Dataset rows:

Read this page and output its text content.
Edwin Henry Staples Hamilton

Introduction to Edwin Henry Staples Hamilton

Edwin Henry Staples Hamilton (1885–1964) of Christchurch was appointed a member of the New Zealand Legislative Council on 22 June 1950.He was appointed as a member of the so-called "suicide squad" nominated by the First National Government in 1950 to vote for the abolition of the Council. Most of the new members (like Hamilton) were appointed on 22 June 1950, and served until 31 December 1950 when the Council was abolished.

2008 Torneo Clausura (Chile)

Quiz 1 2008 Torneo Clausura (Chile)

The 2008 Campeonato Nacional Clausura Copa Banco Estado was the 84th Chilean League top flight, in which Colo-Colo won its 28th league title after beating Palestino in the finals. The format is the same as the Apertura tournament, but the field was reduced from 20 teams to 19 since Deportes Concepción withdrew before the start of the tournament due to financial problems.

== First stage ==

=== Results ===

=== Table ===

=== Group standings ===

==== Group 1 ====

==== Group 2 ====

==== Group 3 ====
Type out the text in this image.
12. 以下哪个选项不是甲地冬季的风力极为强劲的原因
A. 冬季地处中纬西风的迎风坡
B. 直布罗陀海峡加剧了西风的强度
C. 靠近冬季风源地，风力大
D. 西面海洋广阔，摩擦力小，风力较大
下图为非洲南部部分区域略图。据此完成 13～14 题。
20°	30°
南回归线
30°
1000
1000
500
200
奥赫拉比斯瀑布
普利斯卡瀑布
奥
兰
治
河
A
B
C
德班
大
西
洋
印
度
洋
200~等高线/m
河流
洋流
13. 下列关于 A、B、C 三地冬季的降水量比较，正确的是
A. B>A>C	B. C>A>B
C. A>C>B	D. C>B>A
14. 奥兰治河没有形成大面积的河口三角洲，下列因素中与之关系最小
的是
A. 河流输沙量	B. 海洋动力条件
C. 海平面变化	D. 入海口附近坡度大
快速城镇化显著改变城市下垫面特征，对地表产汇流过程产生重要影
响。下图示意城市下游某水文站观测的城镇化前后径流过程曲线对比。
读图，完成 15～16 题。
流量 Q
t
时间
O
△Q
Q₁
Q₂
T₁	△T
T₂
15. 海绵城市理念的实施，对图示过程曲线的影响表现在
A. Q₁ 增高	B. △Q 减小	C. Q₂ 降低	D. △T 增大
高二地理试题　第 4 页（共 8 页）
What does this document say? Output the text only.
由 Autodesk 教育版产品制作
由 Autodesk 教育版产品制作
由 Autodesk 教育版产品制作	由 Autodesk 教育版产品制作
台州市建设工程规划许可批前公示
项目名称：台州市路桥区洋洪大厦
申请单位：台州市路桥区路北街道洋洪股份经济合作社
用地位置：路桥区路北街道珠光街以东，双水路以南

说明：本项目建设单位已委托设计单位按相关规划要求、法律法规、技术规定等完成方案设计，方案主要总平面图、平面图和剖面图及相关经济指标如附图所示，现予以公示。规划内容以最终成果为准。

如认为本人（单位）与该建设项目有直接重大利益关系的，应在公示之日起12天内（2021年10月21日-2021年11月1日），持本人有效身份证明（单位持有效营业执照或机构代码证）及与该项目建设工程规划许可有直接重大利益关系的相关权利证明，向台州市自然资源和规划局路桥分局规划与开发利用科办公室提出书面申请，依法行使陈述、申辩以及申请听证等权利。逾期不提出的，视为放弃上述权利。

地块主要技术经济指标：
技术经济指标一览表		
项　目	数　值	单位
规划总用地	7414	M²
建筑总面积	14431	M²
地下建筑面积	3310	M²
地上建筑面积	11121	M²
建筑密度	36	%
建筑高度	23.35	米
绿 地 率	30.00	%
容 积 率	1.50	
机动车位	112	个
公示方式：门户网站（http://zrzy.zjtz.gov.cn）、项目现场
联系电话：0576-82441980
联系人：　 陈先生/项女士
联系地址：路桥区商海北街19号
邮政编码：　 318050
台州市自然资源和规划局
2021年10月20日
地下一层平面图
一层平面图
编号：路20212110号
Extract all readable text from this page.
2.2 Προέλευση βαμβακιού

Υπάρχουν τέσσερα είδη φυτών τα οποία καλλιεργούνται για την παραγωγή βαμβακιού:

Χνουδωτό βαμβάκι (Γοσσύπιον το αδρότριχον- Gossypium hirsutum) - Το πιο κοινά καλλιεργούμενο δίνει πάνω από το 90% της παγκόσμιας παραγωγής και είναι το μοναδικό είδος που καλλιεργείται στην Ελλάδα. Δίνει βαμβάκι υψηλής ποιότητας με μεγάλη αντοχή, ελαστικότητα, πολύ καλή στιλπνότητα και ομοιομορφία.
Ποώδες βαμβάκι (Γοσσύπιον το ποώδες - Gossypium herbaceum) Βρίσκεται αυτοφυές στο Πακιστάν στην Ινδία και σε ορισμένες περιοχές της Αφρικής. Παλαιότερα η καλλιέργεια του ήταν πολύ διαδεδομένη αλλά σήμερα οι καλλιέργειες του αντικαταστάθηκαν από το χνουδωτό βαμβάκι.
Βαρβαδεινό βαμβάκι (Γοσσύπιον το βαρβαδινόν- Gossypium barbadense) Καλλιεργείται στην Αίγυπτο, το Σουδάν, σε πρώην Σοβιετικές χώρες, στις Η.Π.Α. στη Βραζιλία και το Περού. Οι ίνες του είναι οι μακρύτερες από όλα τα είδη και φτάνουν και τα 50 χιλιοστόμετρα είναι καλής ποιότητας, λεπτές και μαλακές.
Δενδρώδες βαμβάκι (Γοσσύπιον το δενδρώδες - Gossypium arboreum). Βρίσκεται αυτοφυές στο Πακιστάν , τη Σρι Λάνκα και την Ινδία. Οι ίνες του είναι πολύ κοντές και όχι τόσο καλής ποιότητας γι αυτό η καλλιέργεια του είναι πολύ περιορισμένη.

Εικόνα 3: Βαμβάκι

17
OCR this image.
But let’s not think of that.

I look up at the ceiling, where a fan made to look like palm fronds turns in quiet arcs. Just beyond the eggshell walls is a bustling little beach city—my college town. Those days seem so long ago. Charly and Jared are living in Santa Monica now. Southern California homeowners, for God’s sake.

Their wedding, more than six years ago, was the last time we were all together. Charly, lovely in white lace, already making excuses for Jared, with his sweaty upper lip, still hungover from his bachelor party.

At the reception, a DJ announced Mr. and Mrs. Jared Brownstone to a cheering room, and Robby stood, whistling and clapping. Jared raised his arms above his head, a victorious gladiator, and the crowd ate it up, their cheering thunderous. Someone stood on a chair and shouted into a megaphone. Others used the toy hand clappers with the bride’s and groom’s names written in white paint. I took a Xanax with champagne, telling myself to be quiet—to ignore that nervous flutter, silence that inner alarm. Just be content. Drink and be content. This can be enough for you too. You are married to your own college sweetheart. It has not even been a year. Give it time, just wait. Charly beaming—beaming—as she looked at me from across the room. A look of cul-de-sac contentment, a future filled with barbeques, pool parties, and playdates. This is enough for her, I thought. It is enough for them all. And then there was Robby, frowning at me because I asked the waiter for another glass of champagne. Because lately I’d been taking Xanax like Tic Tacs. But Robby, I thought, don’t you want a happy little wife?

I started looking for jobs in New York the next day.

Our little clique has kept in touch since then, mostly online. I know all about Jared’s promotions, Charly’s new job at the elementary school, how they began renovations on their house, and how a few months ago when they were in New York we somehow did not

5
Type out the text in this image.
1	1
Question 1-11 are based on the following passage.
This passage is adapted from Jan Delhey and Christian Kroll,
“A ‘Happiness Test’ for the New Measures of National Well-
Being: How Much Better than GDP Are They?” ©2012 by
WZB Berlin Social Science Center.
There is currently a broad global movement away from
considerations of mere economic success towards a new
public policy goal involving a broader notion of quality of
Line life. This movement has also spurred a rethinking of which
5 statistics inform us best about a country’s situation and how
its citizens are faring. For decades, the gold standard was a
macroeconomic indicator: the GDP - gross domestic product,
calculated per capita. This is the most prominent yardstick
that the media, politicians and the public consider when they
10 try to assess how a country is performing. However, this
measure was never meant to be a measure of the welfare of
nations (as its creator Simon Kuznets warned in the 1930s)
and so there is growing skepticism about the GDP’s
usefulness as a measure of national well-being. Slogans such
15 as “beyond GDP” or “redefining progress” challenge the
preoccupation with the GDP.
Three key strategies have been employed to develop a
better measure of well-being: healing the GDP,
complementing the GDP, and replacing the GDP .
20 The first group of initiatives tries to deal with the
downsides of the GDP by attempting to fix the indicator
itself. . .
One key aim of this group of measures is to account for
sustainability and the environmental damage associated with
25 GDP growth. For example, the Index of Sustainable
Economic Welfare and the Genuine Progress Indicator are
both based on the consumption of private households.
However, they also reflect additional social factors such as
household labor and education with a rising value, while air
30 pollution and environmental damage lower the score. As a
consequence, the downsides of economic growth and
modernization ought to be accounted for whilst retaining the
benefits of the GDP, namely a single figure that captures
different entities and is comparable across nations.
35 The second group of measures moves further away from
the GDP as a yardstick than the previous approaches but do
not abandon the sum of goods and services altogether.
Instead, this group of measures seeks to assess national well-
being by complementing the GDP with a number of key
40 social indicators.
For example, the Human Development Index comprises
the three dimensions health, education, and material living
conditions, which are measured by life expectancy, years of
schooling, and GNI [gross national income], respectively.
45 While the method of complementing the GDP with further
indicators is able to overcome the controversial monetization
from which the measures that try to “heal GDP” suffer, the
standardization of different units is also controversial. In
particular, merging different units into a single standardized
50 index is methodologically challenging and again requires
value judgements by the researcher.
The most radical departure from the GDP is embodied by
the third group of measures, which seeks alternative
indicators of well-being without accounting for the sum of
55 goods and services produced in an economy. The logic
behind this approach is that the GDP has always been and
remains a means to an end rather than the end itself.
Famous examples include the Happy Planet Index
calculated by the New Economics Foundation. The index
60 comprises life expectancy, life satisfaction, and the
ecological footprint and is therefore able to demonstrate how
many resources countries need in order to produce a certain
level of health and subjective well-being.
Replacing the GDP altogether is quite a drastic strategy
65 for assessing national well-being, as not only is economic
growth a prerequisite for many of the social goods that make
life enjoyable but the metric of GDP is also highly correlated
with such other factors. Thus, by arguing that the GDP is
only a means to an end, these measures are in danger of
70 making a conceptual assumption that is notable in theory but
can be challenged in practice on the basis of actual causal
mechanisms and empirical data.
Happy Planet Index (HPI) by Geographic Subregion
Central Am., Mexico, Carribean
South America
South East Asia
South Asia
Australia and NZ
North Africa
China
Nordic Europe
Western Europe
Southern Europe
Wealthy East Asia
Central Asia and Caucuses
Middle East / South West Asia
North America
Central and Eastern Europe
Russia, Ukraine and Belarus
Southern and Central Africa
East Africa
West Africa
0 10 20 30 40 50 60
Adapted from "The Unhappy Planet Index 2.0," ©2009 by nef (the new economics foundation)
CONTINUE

TASK TO CARRY OUT: Select and copy every line from the records that includes the word "Gossypium".

FINISHED TASK:
Χνουδωτό βαμβάκι (Γοσσύπιον το αδρότριχον- Gossypium hirsutum) - Το πιο κοινά καλλιεργούμενο δίνει πάνω από το 90% της παγκόσμιας παραγωγής και είναι το μοναδικό είδος που καλλιεργείται στην Ελλάδα. Δίνει βαμβάκι υψηλής ποιότητας με μεγάλη αντοχή, ελαστικότητα, πολύ καλή στιλπνότητα και ομοιομορφία.
Ποώδες βαμβάκι (Γοσσύπιον το ποώδες - Gossypium herbaceum) Βρίσκεται αυτοφυές στο Πακιστάν στην Ινδία και σε ορισμένες περιοχές της Αφρικής. Παλαιότερα η καλλιέργεια του ήταν πολύ διαδεδομένη αλλά σήμερα οι καλλιέργειες του αντικαταστάθηκαν από το χνουδωτό βαμβάκι.
Βαρβαδεινό βαμβάκι (Γοσσύπιον το βαρβαδινόν- Gossypium barbadense) Καλλιεργείται στην Αίγυπτο, το Σουδάν, σε πρώην Σοβιετικές χώρες, στις Η.Π.Α. στη Βραζιλία και το Περού. Οι ίνες του είναι οι μακρύτερες από όλα τα είδη και φτάνουν και τα 50 χιλιοστόμετρα είναι καλής ποιότητας, λεπτές και μαλακές.
Δενδρώδες βαμβάκι (Γοσσύπιον το δενδρώδες - Gossypium arboreum). Βρίσκεται αυτοφυές στο Πακιστάν , τη Σρι Λάνκα και την Ινδία. Οι ίνες του είναι πολύ κοντές και όχι τόσο καλής ποιότητας γι αυτό η καλλιέργεια του είναι πολύ περιορισμένη.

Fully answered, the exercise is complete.